STATED TASK: Scan the following material for the string "eller" and copy each line in which it appears.
** START OF GIVEN INFORMATION **
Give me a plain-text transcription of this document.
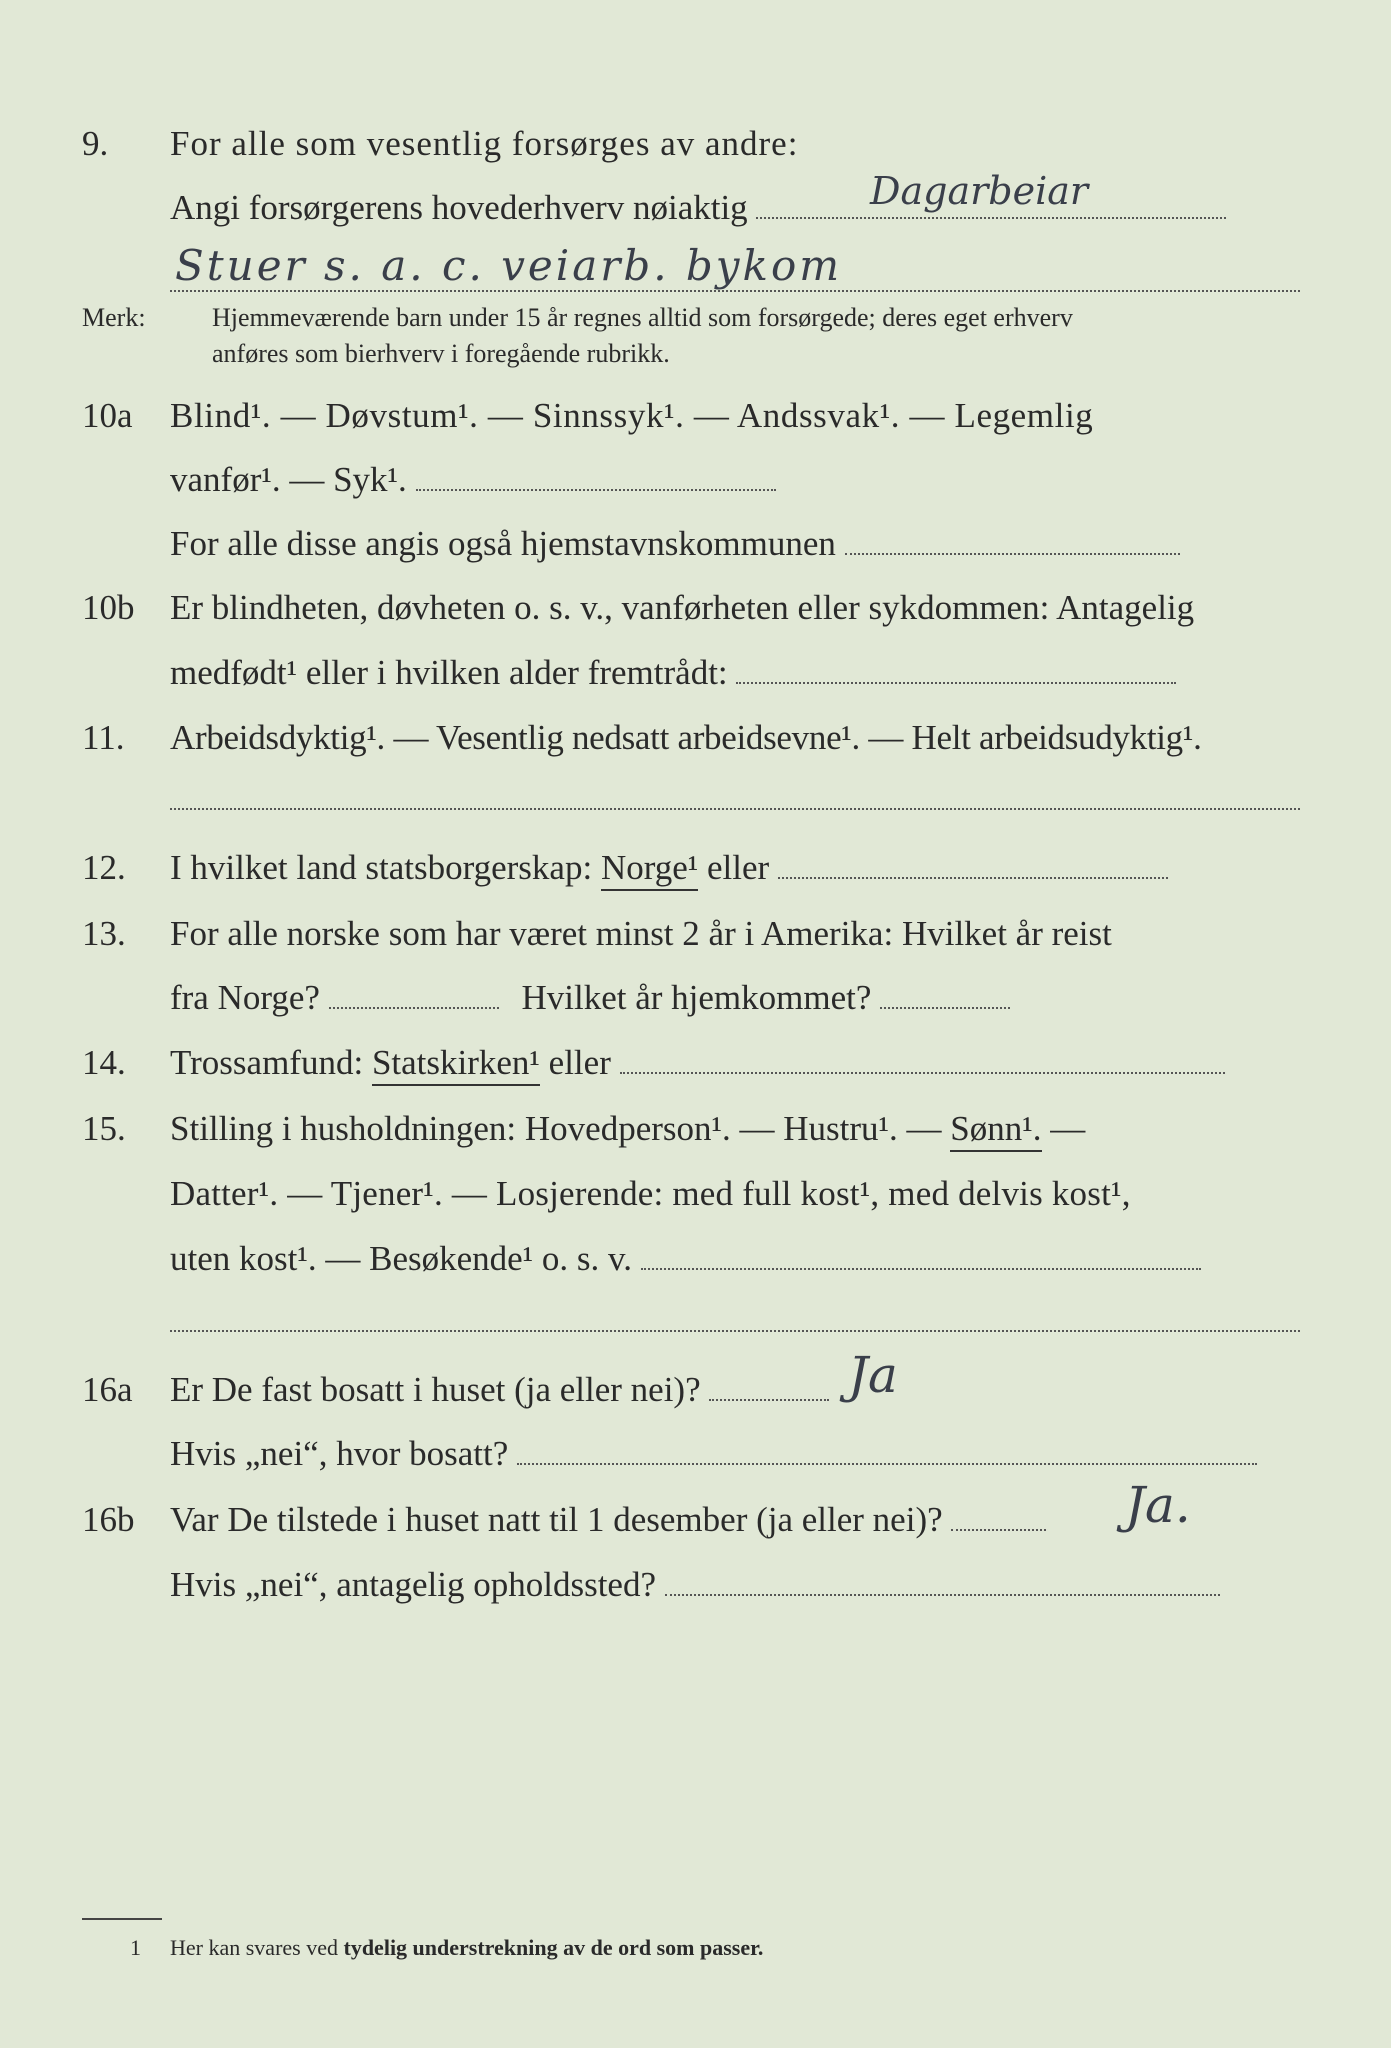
9. For alle som vesentlig forsørges av andre:
Angi forsørgerens hovederhverv nøiaktig	Dagarbeiar
Stuer s. a. c. veiarb. bykom
Merk:	Hjemmeværende barn under 15 år regnes alltid som forsørgede; deres eget erhverv
anføres som bierhverv i foregående rubrikk.
10a Blind¹. — Døvstum¹. — Sinnssyk¹. — Andssvak¹. — Legemlig
vanfør¹. — Syk¹.
For alle disse angis også hjemstavnskommunen
10b Er blindheten, døvheten o. s. v., vanførheten eller sykdommen: Antagelig
medfødt¹ eller i hvilken alder fremtrådt:
11. Arbeidsdyktig¹. — Vesentlig nedsatt arbeidsevne¹. — Helt arbeidsudyktig¹.
12. I hvilket land statsborgerskap: Norge¹ eller
13. For alle norske som har været minst 2 år i Amerika: Hvilket år reist
fra Norge?	Hvilket år hjemkommet?
14. Trossamfund: Statskirken¹ eller
15. Stilling i husholdningen: Hovedperson¹. — Hustru¹. — Sønn¹. —
Datter¹. — Tjener¹. — Losjerende: med full kost¹, med delvis kost¹,
uten kost¹. — Besøkende¹ o. s. v.
16a Er De fast bosatt i huset (ja eller nei)?	Ja
Hvis „nei“, hvor bosatt?
16b Var De tilstede i huset natt til 1 desember (ja eller nei)?	Ja.
Hvis „nei“, antagelig opholdssted?
1 Her kan svares ved tydelig understrekning av de ord som passer.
** END OF GIVEN INFORMATION **
TASK RESPONSE:
10b Er blindheten, døvheten o. s. v., vanførheten eller sykdommen: Antagelig
medfødt¹ eller i hvilken alder fremtrådt:
12. I hvilket land statsborgerskap: Norge¹ eller
14. Trossamfund: Statskirken¹ eller
16a Er De fast bosatt i huset (ja eller nei)?	Ja
16b Var De tilstede i huset natt til 1 desember (ja eller nei)?	Ja.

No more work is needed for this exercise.